**GOAL OF THE EXERCISE**
Your task is to output the data exactly as it stands.

**TASK MATERIAL**
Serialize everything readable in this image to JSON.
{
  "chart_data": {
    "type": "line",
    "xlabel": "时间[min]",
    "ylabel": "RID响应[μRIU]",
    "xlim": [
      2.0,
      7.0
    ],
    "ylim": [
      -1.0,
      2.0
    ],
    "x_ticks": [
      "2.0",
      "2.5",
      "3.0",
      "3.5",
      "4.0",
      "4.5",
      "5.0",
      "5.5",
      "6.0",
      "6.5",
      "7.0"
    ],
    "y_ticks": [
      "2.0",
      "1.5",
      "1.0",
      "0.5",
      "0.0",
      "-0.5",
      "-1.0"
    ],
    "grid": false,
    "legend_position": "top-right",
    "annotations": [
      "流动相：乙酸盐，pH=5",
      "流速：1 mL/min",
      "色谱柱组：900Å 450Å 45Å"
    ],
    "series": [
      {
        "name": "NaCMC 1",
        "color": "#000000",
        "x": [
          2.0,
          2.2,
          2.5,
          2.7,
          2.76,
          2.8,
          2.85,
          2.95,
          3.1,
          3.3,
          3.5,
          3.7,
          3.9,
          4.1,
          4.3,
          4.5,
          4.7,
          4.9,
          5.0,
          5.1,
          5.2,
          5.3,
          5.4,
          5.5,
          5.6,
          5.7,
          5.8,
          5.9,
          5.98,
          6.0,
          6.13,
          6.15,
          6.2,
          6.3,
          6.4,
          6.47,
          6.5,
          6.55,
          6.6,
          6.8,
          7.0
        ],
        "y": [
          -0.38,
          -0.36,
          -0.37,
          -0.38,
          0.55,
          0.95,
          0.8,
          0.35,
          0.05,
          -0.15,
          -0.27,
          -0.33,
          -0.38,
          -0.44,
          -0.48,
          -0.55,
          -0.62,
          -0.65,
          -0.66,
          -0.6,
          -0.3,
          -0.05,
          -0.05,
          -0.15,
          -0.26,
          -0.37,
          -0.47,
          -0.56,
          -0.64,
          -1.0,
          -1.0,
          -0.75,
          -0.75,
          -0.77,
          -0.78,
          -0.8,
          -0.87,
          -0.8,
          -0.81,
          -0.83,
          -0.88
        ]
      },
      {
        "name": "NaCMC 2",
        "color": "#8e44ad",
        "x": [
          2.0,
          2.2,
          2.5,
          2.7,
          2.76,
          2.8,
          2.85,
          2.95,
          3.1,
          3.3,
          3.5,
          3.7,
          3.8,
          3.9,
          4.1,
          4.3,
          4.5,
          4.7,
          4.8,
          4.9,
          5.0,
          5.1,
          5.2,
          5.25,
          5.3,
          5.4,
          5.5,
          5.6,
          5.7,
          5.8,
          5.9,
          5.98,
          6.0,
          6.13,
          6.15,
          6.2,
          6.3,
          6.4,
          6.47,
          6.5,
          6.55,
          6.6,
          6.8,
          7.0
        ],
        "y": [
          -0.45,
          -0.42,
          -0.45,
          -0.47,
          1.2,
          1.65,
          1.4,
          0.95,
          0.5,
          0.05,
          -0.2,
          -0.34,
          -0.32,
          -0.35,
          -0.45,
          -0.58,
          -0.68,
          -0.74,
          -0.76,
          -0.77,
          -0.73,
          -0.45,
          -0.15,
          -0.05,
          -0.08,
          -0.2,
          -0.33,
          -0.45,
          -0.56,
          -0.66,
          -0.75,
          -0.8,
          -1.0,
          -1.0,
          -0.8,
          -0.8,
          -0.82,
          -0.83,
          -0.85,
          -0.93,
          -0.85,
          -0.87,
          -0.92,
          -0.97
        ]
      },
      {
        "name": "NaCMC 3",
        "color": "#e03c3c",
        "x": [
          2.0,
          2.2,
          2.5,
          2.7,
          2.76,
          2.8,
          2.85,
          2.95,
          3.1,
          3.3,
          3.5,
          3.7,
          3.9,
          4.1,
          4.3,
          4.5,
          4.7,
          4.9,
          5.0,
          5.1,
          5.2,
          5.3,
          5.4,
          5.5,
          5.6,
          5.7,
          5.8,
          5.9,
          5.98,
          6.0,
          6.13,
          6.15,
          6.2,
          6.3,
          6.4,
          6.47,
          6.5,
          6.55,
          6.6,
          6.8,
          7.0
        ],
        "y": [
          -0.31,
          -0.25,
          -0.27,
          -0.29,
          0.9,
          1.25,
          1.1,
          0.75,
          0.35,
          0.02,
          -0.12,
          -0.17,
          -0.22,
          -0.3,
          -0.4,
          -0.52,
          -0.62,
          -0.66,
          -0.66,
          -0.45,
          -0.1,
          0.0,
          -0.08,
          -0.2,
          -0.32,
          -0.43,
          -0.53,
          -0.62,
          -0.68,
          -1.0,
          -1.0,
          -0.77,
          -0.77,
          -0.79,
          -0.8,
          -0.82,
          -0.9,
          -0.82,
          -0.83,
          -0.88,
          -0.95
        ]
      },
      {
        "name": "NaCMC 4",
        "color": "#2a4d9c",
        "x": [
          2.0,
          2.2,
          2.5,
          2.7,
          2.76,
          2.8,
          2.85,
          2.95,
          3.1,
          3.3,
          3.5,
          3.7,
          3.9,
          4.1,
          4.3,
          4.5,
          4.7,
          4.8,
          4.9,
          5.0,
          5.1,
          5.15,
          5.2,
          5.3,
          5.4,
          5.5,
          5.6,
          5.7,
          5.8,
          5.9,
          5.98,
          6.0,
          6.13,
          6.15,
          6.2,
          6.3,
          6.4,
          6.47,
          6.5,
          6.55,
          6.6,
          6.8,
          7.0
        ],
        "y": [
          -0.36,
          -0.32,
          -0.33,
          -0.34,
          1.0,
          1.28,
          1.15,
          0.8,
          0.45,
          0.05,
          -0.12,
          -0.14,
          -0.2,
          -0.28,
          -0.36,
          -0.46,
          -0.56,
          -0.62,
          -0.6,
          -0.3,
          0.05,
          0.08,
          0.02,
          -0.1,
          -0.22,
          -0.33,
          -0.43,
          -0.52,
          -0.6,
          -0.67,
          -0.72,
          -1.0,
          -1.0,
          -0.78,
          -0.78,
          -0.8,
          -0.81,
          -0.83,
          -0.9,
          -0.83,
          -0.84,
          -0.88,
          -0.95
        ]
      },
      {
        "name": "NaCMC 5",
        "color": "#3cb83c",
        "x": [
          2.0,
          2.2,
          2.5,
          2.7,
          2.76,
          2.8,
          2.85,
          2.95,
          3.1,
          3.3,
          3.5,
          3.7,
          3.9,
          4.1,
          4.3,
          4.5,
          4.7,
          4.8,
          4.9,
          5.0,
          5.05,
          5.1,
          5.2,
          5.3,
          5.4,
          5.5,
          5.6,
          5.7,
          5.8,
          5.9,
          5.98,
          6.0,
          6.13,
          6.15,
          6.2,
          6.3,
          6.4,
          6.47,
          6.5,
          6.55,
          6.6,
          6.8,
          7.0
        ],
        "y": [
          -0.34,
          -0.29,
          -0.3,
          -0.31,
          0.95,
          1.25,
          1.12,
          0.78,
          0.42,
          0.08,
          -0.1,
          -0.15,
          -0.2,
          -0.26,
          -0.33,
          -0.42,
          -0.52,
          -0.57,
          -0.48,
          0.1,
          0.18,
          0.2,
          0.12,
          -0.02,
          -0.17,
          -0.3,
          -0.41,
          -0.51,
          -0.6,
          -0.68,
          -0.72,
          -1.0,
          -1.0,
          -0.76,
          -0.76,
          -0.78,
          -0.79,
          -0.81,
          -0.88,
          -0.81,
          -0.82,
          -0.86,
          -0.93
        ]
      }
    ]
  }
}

**RESPONSE FOR THIS EXERCISE**
Serialize everything readable in this image to JSON.
{
  "chart_data": {
    "type": "line",
    "xlabel": "时间[min]",
    "ylabel": "RID响应[μRIU]",
    "xlim": [
      2.0,
      7.0
    ],
    "ylim": [
      -1.0,
      2.0
    ],
    "x_ticks": [
      "2.0",
      "2.5",
      "3.0",
      "3.5",
      "4.0",
      "4.5",
      "5.0",
      "5.5",
      "6.0",
      "6.5",
      "7.0"
    ],
    "y_ticks": [
      "2.0",
      "1.5",
      "1.0",
      "0.5",
      "0.0",
      "-0.5",
      "-1.0"
    ],
    "grid": false,
    "legend_position": "top-right",
    "annotations": [
      "流动相：乙酸盐，pH=5",
      "流速：1 mL/min",
      "色谱柱组：900Å 450Å 45Å"
    ],
    "series": [
      {
        "name": "NaCMC 1",
        "color": "#000000",
        "x": [
          2.0,
          2.2,
          2.5,
          2.7,
          2.76,
          2.8,
          2.85,
          2.95,
          3.1,
          3.3,
          3.5,
          3.7,
          3.9,
          4.1,
          4.3,
          4.5,
          4.7,
          4.9,
          5.0,
          5.1,
          5.2,
          5.3,
          5.4,
          5.5,
          5.6,
          5.7,
          5.8,
          5.9,
          5.98,
          6.0,
          6.13,
          6.15,
          6.2,
          6.3,
          6.4,
          6.47,
          6.5,
          6.55,
          6.6,
          6.8,
          7.0
        ],
        "y": [
          -0.38,
          -0.36,
          -0.37,
          -0.38,
          0.55,
          0.95,
          0.8,
          0.35,
          0.05,
          -0.15,
          -0.27,
          -0.33,
          -0.38,
          -0.44,
          -0.48,
          -0.55,
          -0.62,
          -0.65,
          -0.66,
          -0.6,
          -0.3,
          -0.05,
          -0.05,
          -0.15,
          -0.26,
          -0.37,
          -0.47,
          -0.56,
          -0.64,
          -1.0,
          -1.0,
          -0.75,
          -0.75,
          -0.77,
          -0.78,
          -0.8,
          -0.87,
          -0.8,
          -0.81,
          -0.83,
          -0.88
        ]
      },
      {
        "name": "NaCMC 2",
        "color": "#8e44ad",
        "x": [
          2.0,
          2.2,
          2.5,
          2.7,
          2.76,
          2.8,
          2.85,
          2.95,
          3.1,
          3.3,
          3.5,
          3.7,
          3.8,
          3.9,
          4.1,
          4.3,
          4.5,
          4.7,
          4.8,
          4.9,
          5.0,
          5.1,
          5.2,
          5.25,
          5.3,
          5.4,
          5.5,
          5.6,
          5.7,
          5.8,
          5.9,
          5.98,
          6.0,
          6.13,
          6.15,
          6.2,
          6.3,
          6.4,
          6.47,
          6.5,
          6.55,
          6.6,
          6.8,
          7.0
        ],
        "y": [
          -0.45,
          -0.42,
          -0.45,
          -0.47,
          1.2,
          1.65,
          1.4,
          0.95,
          0.5,
          0.05,
          -0.2,
          -0.34,
          -0.32,
          -0.35,
          -0.45,
          -0.58,
          -0.68,
          -0.74,
          -0.76,
          -0.77,
          -0.73,
          -0.45,
          -0.15,
          -0.05,
          -0.08,
          -0.2,
          -0.33,
          -0.45,
          -0.56,
          -0.66,
          -0.75,
          -0.8,
          -1.0,
          -1.0,
          -0.8,
          -0.8,
          -0.82,
          -0.83,
          -0.85,
          -0.93,
          -0.85,
          -0.87,
          -0.92,
          -0.97
        ]
      },
      {
        "name": "NaCMC 3",
        "color": "#e03c3c",
        "x": [
          2.0,
          2.2,
          2.5,
          2.7,
          2.76,
          2.8,
          2.85,
          2.95,
          3.1,
          3.3,
          3.5,
          3.7,
          3.9,
          4.1,
          4.3,
          4.5,
          4.7,
          4.9,
          5.0,
          5.1,
          5.2,
          5.3,
          5.4,
          5.5,
          5.6,
          5.7,
          5.8,
          5.9,
          5.98,
          6.0,
          6.13,
          6.15,
          6.2,
          6.3,
          6.4,
          6.47,
          6.5,
          6.55,
          6.6,
          6.8,
          7.0
        ],
        "y": [
          -0.31,
          -0.25,
          -0.27,
          -0.29,
          0.9,
          1.25,
          1.1,
          0.75,
          0.35,
          0.02,
          -0.12,
          -0.17,
          -0.22,
          -0.3,
          -0.4,
          -0.52,
          -0.62,
          -0.66,
          -0.66,
          -0.45,
          -0.1,
          0.0,
          -0.08,
          -0.2,
          -0.32,
          -0.43,
          -0.53,
          -0.62,
          -0.68,
          -1.0,
          -1.0,
          -0.77,
          -0.77,
          -0.79,
          -0.8,
          -0.82,
          -0.9,
          -0.82,
          -0.83,
          -0.88,
          -0.95
        ]
      },
      {
        "name": "NaCMC 4",
        "color": "#2a4d9c",
        "x": [
          2.0,
          2.2,
          2.5,
          2.7,
          2.76,
          2.8,
          2.85,
          2.95,
          3.1,
          3.3,
          3.5,
          3.7,
          3.9,
          4.1,
          4.3,
          4.5,
          4.7,
          4.8,
          4.9,
          5.0,
          5.1,
          5.15,
          5.2,
          5.3,
          5.4,
          5.5,
          5.6,
          5.7,
          5.8,
          5.9,
          5.98,
          6.0,
          6.13,
          6.15,
          6.2,
          6.3,
          6.4,
          6.47,
          6.5,
          6.55,
          6.6,
          6.8,
          7.0
        ],
        "y": [
          -0.36,
          -0.32,
          -0.33,
          -0.34,
          1.0,
          1.28,
          1.15,
          0.8,
          0.45,
          0.05,
          -0.12,
          -0.14,
          -0.2,
          -0.28,
          -0.36,
          -0.46,
          -0.56,
          -0.62,
          -0.6,
          -0.3,
          0.05,
          0.08,
          0.02,
          -0.1,
          -0.22,
          -0.33,
          -0.43,
          -0.52,
          -0.6,
          -0.67,
          -0.72,
          -1.0,
          -1.0,
          -0.78,
          -0.78,
          -0.8,
          -0.81,
          -0.83,
          -0.9,
          -0.83,
          -0.84,
          -0.88,
          -0.95
        ]
      },
      {
        "name": "NaCMC 5",
        "color": "#3cb83c",
        "x": [
          2.0,
          2.2,
          2.5,
          2.7,
          2.76,
          2.8,
          2.85,
          2.95,
          3.1,
          3.3,
          3.5,
          3.7,
          3.9,
          4.1,
          4.3,
          4.5,
          4.7,
          4.8,
          4.9,
          5.0,
          5.05,
          5.1,
          5.2,
          5.3,
          5.4,
          5.5,
          5.6,
          5.7,
          5.8,
          5.9,
          5.98,
          6.0,
          6.13,
          6.15,
          6.2,
          6.3,
          6.4,
          6.47,
          6.5,
          6.55,
          6.6,
          6.8,
          7.0
        ],
        "y": [
          -0.34,
          -0.29,
          -0.3,
          -0.31,
          0.95,
          1.25,
          1.12,
          0.78,
          0.42,
          0.08,
          -0.1,
          -0.15,
          -0.2,
          -0.26,
          -0.33,
          -0.42,
          -0.52,
          -0.57,
          -0.48,
          0.1,
          0.18,
          0.2,
          0.12,
          -0.02,
          -0.17,
          -0.3,
          -0.41,
          -0.51,
          -0.6,
          -0.68,
          -0.72,
          -1.0,
          -1.0,
          -0.76,
          -0.76,
          -0.78,
          -0.79,
          -0.81,
          -0.88,
          -0.81,
          -0.82,
          -0.86,
          -0.93
        ]
      }
    ]
  }
}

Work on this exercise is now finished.